(Instructions to follow): Give the listing again in full, exactly as written.

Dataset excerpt
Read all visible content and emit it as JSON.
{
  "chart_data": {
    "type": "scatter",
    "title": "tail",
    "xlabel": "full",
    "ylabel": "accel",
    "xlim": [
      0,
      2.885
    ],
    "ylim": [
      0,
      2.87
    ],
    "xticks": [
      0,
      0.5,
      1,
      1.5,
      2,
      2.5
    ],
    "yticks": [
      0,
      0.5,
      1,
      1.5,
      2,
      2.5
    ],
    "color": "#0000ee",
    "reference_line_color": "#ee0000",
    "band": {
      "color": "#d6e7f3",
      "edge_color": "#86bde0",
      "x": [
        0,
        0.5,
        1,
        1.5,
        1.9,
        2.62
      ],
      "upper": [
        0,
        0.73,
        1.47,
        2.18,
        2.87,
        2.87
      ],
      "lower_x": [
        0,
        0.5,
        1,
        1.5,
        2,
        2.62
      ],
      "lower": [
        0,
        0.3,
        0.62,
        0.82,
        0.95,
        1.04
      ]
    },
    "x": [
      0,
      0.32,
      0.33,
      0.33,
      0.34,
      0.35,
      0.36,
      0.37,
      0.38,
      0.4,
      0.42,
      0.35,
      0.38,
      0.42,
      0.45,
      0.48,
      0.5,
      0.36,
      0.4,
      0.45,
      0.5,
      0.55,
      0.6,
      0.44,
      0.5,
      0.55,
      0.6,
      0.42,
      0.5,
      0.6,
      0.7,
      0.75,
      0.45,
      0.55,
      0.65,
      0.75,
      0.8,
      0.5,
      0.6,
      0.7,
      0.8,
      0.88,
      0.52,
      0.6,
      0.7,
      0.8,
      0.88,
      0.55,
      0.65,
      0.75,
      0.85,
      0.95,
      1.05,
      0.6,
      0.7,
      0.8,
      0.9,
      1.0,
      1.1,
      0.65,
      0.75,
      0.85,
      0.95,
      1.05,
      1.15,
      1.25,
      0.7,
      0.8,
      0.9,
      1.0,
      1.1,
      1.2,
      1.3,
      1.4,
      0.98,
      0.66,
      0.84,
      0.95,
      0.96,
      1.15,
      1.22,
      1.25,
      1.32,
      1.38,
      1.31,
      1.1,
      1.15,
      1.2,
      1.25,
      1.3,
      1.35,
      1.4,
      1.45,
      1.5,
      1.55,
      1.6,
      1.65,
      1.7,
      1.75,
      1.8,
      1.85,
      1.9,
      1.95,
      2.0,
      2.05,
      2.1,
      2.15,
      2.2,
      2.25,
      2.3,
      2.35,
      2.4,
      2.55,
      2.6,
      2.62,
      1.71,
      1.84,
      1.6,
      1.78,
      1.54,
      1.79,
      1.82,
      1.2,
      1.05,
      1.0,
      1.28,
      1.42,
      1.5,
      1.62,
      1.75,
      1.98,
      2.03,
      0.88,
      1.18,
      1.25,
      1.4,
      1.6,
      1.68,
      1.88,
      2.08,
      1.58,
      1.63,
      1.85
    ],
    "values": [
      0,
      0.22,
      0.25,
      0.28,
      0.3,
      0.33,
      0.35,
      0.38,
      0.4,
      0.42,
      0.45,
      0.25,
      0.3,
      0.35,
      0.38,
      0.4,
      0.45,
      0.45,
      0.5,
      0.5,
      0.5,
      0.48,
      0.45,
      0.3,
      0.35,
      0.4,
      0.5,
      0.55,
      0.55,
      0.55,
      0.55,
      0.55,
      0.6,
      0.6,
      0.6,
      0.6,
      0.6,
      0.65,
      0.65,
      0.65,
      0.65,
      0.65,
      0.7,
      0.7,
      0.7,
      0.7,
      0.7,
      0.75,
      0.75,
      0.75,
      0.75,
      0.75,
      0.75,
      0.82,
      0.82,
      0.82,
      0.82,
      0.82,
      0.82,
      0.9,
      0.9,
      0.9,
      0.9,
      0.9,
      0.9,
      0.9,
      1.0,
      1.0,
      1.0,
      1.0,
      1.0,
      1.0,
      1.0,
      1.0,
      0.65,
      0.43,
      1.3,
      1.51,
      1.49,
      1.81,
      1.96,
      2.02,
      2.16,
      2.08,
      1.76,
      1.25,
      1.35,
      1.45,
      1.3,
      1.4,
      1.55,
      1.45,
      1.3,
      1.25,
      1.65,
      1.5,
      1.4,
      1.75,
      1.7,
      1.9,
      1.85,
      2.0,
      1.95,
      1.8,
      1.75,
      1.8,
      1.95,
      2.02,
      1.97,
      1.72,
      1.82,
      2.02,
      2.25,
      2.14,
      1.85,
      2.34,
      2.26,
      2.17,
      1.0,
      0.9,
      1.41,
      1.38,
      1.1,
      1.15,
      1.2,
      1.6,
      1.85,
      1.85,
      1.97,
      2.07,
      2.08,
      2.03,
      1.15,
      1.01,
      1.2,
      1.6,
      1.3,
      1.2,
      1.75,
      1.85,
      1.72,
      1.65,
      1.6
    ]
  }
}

(Response to the task):
Read all visible content and emit it as JSON.
{
  "chart_data": {
    "type": "scatter",
    "title": "tail",
    "xlabel": "full",
    "ylabel": "accel",
    "xlim": [
      0,
      2.885
    ],
    "ylim": [
      0,
      2.87
    ],
    "xticks": [
      0,
      0.5,
      1,
      1.5,
      2,
      2.5
    ],
    "yticks": [
      0,
      0.5,
      1,
      1.5,
      2,
      2.5
    ],
    "color": "#0000ee",
    "reference_line_color": "#ee0000",
    "band": {
      "color": "#d6e7f3",
      "edge_color": "#86bde0",
      "x": [
        0,
        0.5,
        1,
        1.5,
        1.9,
        2.62
      ],
      "upper": [
        0,
        0.73,
        1.47,
        2.18,
        2.87,
        2.87
      ],
      "lower_x": [
        0,
        0.5,
        1,
        1.5,
        2,
        2.62
      ],
      "lower": [
        0,
        0.3,
        0.62,
        0.82,
        0.95,
        1.04
      ]
    },
    "x": [
      0,
      0.32,
      0.33,
      0.33,
      0.34,
      0.35,
      0.36,
      0.37,
      0.38,
      0.4,
      0.42,
      0.35,
      0.38,
      0.42,
      0.45,
      0.48,
      0.5,
      0.36,
      0.4,
      0.45,
      0.5,
      0.55,
      0.6,
      0.44,
      0.5,
      0.55,
      0.6,
      0.42,
      0.5,
      0.6,
      0.7,
      0.75,
      0.45,
      0.55,
      0.65,
      0.75,
      0.8,
      0.5,
      0.6,
      0.7,
      0.8,
      0.88,
      0.52,
      0.6,
      0.7,
      0.8,
      0.88,
      0.55,
      0.65,
      0.75,
      0.85,
      0.95,
      1.05,
      0.6,
      0.7,
      0.8,
      0.9,
      1.0,
      1.1,
      0.65,
      0.75,
      0.85,
      0.95,
      1.05,
      1.15,
      1.25,
      0.7,
      0.8,
      0.9,
      1.0,
      1.1,
      1.2,
      1.3,
      1.4,
      0.98,
      0.66,
      0.84,
      0.95,
      0.96,
      1.15,
      1.22,
      1.25,
      1.32,
      1.38,
      1.31,
      1.1,
      1.15,
      1.2,
      1.25,
      1.3,
      1.35,
      1.4,
      1.45,
      1.5,
      1.55,
      1.6,
      1.65,
      1.7,
      1.75,
      1.8,
      1.85,
      1.9,
      1.95,
      2.0,
      2.05,
      2.1,
      2.15,
      2.2,
      2.25,
      2.3,
      2.35,
      2.4,
      2.55,
      2.6,
      2.62,
      1.71,
      1.84,
      1.6,
      1.78,
      1.54,
      1.79,
      1.82,
      1.2,
      1.05,
      1.0,
      1.28,
      1.42,
      1.5,
      1.62,
      1.75,
      1.98,
      2.03,
      0.88,
      1.18,
      1.25,
      1.4,
      1.6,
      1.68,
      1.88,
      2.08,
      1.58,
      1.63,
      1.85
    ],
    "values": [
      0,
      0.22,
      0.25,
      0.28,
      0.3,
      0.33,
      0.35,
      0.38,
      0.4,
      0.42,
      0.45,
      0.25,
      0.3,
      0.35,
      0.38,
      0.4,
      0.45,
      0.45,
      0.5,
      0.5,
      0.5,
      0.48,
      0.45,
      0.3,
      0.35,
      0.4,
      0.5,
      0.55,
      0.55,
      0.55,
      0.55,
      0.55,
      0.6,
      0.6,
      0.6,
      0.6,
      0.6,
      0.65,
      0.65,
      0.65,
      0.65,
      0.65,
      0.7,
      0.7,
      0.7,
      0.7,
      0.7,
      0.75,
      0.75,
      0.75,
      0.75,
      0.75,
      0.75,
      0.82,
      0.82,
      0.82,
      0.82,
      0.82,
      0.82,
      0.9,
      0.9,
      0.9,
      0.9,
      0.9,
      0.9,
      0.9,
      1.0,
      1.0,
      1.0,
      1.0,
      1.0,
      1.0,
      1.0,
      1.0,
      0.65,
      0.43,
      1.3,
      1.51,
      1.49,
      1.81,
      1.96,
      2.02,
      2.16,
      2.08,
      1.76,
      1.25,
      1.35,
      1.45,
      1.3,
      1.4,
      1.55,
      1.45,
      1.3,
      1.25,
      1.65,
      1.5,
      1.4,
      1.75,
      1.7,
      1.9,
      1.85,
      2.0,
      1.95,
      1.8,
      1.75,
      1.8,
      1.95,
      2.02,
      1.97,
      1.72,
      1.82,
      2.02,
      2.25,
      2.14,
      1.85,
      2.34,
      2.26,
      2.17,
      1.0,
      0.9,
      1.41,
      1.38,
      1.1,
      1.15,
      1.2,
      1.6,
      1.85,
      1.85,
      1.97,
      2.07,
      2.08,
      2.03,
      1.15,
      1.01,
      1.2,
      1.6,
      1.3,
      1.2,
      1.75,
      1.85,
      1.72,
      1.65,
      1.6
    ]
  }
}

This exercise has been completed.